Records:
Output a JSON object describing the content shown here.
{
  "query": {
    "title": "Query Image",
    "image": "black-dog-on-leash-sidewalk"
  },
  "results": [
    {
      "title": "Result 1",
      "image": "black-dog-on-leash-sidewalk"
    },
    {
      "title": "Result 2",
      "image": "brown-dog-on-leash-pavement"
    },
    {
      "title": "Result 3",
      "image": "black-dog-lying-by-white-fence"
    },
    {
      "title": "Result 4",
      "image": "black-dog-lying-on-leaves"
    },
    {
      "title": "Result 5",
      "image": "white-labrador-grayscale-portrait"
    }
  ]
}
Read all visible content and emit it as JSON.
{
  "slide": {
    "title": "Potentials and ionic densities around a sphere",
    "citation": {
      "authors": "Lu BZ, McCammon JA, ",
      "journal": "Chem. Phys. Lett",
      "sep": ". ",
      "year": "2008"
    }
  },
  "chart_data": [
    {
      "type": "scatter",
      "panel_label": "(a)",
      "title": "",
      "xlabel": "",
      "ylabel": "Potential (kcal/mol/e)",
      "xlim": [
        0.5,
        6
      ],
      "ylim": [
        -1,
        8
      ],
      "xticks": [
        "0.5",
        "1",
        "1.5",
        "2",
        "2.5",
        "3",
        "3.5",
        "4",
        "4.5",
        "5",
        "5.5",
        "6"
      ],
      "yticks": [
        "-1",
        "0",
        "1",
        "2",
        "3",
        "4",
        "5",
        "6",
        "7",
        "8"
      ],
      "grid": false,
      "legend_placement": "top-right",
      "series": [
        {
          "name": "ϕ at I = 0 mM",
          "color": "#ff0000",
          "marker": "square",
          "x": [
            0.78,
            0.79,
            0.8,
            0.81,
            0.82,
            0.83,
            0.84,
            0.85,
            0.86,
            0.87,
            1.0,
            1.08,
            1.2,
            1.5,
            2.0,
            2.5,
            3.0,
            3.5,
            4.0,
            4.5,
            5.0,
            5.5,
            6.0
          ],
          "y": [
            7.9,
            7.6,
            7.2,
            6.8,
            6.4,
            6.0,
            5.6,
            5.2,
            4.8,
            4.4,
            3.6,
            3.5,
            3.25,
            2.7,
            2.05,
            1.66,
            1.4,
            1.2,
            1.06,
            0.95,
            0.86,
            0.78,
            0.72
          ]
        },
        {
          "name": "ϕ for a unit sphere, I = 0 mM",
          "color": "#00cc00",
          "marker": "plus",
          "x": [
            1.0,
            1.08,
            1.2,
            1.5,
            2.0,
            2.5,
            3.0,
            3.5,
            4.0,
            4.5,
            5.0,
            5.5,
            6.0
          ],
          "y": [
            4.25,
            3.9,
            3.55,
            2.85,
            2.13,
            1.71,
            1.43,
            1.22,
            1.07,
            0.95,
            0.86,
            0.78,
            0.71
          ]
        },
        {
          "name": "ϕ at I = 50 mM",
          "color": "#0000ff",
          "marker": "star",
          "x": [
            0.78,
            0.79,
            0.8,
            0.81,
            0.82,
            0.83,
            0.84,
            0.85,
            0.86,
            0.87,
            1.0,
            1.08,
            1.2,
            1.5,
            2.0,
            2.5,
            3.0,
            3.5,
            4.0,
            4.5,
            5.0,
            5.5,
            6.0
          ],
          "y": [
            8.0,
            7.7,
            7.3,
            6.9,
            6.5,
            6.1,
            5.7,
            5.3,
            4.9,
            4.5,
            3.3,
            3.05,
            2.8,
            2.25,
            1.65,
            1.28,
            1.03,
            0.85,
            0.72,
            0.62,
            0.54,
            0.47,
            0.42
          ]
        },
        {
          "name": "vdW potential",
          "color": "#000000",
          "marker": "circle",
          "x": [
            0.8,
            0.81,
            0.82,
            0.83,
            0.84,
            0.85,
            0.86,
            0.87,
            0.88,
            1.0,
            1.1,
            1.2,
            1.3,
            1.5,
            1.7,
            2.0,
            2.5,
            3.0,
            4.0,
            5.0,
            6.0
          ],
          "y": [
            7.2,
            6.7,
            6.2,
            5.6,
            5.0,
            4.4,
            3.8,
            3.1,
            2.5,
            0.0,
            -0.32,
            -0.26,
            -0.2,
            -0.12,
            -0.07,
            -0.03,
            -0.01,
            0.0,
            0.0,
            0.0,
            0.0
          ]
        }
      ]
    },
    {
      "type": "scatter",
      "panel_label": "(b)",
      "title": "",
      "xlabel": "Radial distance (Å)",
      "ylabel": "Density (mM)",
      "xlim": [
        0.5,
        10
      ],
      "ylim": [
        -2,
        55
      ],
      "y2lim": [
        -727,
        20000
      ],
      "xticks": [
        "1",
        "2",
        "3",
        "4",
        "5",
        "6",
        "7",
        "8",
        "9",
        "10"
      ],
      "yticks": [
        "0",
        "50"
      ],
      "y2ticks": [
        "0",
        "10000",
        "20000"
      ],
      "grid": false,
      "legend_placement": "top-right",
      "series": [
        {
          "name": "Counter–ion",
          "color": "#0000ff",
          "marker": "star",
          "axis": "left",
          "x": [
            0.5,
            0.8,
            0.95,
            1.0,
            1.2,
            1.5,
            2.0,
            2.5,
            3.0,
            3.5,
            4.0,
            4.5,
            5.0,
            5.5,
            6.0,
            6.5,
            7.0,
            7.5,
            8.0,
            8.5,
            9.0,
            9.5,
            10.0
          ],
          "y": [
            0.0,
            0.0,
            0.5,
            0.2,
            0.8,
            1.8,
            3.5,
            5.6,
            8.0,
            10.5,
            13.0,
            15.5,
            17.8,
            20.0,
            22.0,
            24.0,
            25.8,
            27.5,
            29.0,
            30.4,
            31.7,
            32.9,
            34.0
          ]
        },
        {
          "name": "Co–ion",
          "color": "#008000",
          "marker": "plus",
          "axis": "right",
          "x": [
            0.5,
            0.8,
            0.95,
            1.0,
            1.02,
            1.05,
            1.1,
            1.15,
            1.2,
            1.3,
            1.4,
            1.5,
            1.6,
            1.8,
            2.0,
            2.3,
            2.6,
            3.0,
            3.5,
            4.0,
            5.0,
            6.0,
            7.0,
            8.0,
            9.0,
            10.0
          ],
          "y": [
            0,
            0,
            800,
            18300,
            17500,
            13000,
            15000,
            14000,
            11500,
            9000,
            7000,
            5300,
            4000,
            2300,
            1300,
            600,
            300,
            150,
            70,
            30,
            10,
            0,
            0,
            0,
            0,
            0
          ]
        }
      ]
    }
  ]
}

→ Written instruction
Write out the data again, exactly and in full.

→ Solution below
Output a JSON object describing the content shown here.
{
  "query": {
    "title": "Query Image",
    "image": "black-dog-on-leash-sidewalk"
  },
  "results": [
    {
      "title": "Result 1",
      "image": "black-dog-on-leash-sidewalk"
    },
    {
      "title": "Result 2",
      "image": "brown-dog-on-leash-pavement"
    },
    {
      "title": "Result 3",
      "image": "black-dog-lying-by-white-fence"
    },
    {
      "title": "Result 4",
      "image": "black-dog-lying-on-leaves"
    },
    {
      "title": "Result 5",
      "image": "white-labrador-grayscale-portrait"
    }
  ]
}
Read all visible content and emit it as JSON.
{
  "slide": {
    "title": "Potentials and ionic densities around a sphere",
    "citation": {
      "authors": "Lu BZ, McCammon JA, ",
      "journal": "Chem. Phys. Lett",
      "sep": ". ",
      "year": "2008"
    }
  },
  "chart_data": [
    {
      "type": "scatter",
      "panel_label": "(a)",
      "title": "",
      "xlabel": "",
      "ylabel": "Potential (kcal/mol/e)",
      "xlim": [
        0.5,
        6
      ],
      "ylim": [
        -1,
        8
      ],
      "xticks": [
        "0.5",
        "1",
        "1.5",
        "2",
        "2.5",
        "3",
        "3.5",
        "4",
        "4.5",
        "5",
        "5.5",
        "6"
      ],
      "yticks": [
        "-1",
        "0",
        "1",
        "2",
        "3",
        "4",
        "5",
        "6",
        "7",
        "8"
      ],
      "grid": false,
      "legend_placement": "top-right",
      "series": [
        {
          "name": "ϕ at I = 0 mM",
          "color": "#ff0000",
          "marker": "square",
          "x": [
            0.78,
            0.79,
            0.8,
            0.81,
            0.82,
            0.83,
            0.84,
            0.85,
            0.86,
            0.87,
            1.0,
            1.08,
            1.2,
            1.5,
            2.0,
            2.5,
            3.0,
            3.5,
            4.0,
            4.5,
            5.0,
            5.5,
            6.0
          ],
          "y": [
            7.9,
            7.6,
            7.2,
            6.8,
            6.4,
            6.0,
            5.6,
            5.2,
            4.8,
            4.4,
            3.6,
            3.5,
            3.25,
            2.7,
            2.05,
            1.66,
            1.4,
            1.2,
            1.06,
            0.95,
            0.86,
            0.78,
            0.72
          ]
        },
        {
          "name": "ϕ for a unit sphere, I = 0 mM",
          "color": "#00cc00",
          "marker": "plus",
          "x": [
            1.0,
            1.08,
            1.2,
            1.5,
            2.0,
            2.5,
            3.0,
            3.5,
            4.0,
            4.5,
            5.0,
            5.5,
            6.0
          ],
          "y": [
            4.25,
            3.9,
            3.55,
            2.85,
            2.13,
            1.71,
            1.43,
            1.22,
            1.07,
            0.95,
            0.86,
            0.78,
            0.71
          ]
        },
        {
          "name": "ϕ at I = 50 mM",
          "color": "#0000ff",
          "marker": "star",
          "x": [
            0.78,
            0.79,
            0.8,
            0.81,
            0.82,
            0.83,
            0.84,
            0.85,
            0.86,
            0.87,
            1.0,
            1.08,
            1.2,
            1.5,
            2.0,
            2.5,
            3.0,
            3.5,
            4.0,
            4.5,
            5.0,
            5.5,
            6.0
          ],
          "y": [
            8.0,
            7.7,
            7.3,
            6.9,
            6.5,
            6.1,
            5.7,
            5.3,
            4.9,
            4.5,
            3.3,
            3.05,
            2.8,
            2.25,
            1.65,
            1.28,
            1.03,
            0.85,
            0.72,
            0.62,
            0.54,
            0.47,
            0.42
          ]
        },
        {
          "name": "vdW potential",
          "color": "#000000",
          "marker": "circle",
          "x": [
            0.8,
            0.81,
            0.82,
            0.83,
            0.84,
            0.85,
            0.86,
            0.87,
            0.88,
            1.0,
            1.1,
            1.2,
            1.3,
            1.5,
            1.7,
            2.0,
            2.5,
            3.0,
            4.0,
            5.0,
            6.0
          ],
          "y": [
            7.2,
            6.7,
            6.2,
            5.6,
            5.0,
            4.4,
            3.8,
            3.1,
            2.5,
            0.0,
            -0.32,
            -0.26,
            -0.2,
            -0.12,
            -0.07,
            -0.03,
            -0.01,
            0.0,
            0.0,
            0.0,
            0.0
          ]
        }
      ]
    },
    {
      "type": "scatter",
      "panel_label": "(b)",
      "title": "",
      "xlabel": "Radial distance (Å)",
      "ylabel": "Density (mM)",
      "xlim": [
        0.5,
        10
      ],
      "ylim": [
        -2,
        55
      ],
      "y2lim": [
        -727,
        20000
      ],
      "xticks": [
        "1",
        "2",
        "3",
        "4",
        "5",
        "6",
        "7",
        "8",
        "9",
        "10"
      ],
      "yticks": [
        "0",
        "50"
      ],
      "y2ticks": [
        "0",
        "10000",
        "20000"
      ],
      "grid": false,
      "legend_placement": "top-right",
      "series": [
        {
          "name": "Counter–ion",
          "color": "#0000ff",
          "marker": "star",
          "axis": "left",
          "x": [
            0.5,
            0.8,
            0.95,
            1.0,
            1.2,
            1.5,
            2.0,
            2.5,
            3.0,
            3.5,
            4.0,
            4.5,
            5.0,
            5.5,
            6.0,
            6.5,
            7.0,
            7.5,
            8.0,
            8.5,
            9.0,
            9.5,
            10.0
          ],
          "y": [
            0.0,
            0.0,
            0.5,
            0.2,
            0.8,
            1.8,
            3.5,
            5.6,
            8.0,
            10.5,
            13.0,
            15.5,
            17.8,
            20.0,
            22.0,
            24.0,
            25.8,
            27.5,
            29.0,
            30.4,
            31.7,
            32.9,
            34.0
          ]
        },
        {
          "name": "Co–ion",
          "color": "#008000",
          "marker": "plus",
          "axis": "right",
          "x": [
            0.5,
            0.8,
            0.95,
            1.0,
            1.02,
            1.05,
            1.1,
            1.15,
            1.2,
            1.3,
            1.4,
            1.5,
            1.6,
            1.8,
            2.0,
            2.3,
            2.6,
            3.0,
            3.5,
            4.0,
            5.0,
            6.0,
            7.0,
            8.0,
            9.0,
            10.0
          ],
          "y": [
            0,
            0,
            800,
            18300,
            17500,
            13000,
            15000,
            14000,
            11500,
            9000,
            7000,
            5300,
            4000,
            2300,
            1300,
            600,
            300,
            150,
            70,
            30,
            10,
            0,
            0,
            0,
            0,
            0
          ]
        }
      ]
    }
  ]
}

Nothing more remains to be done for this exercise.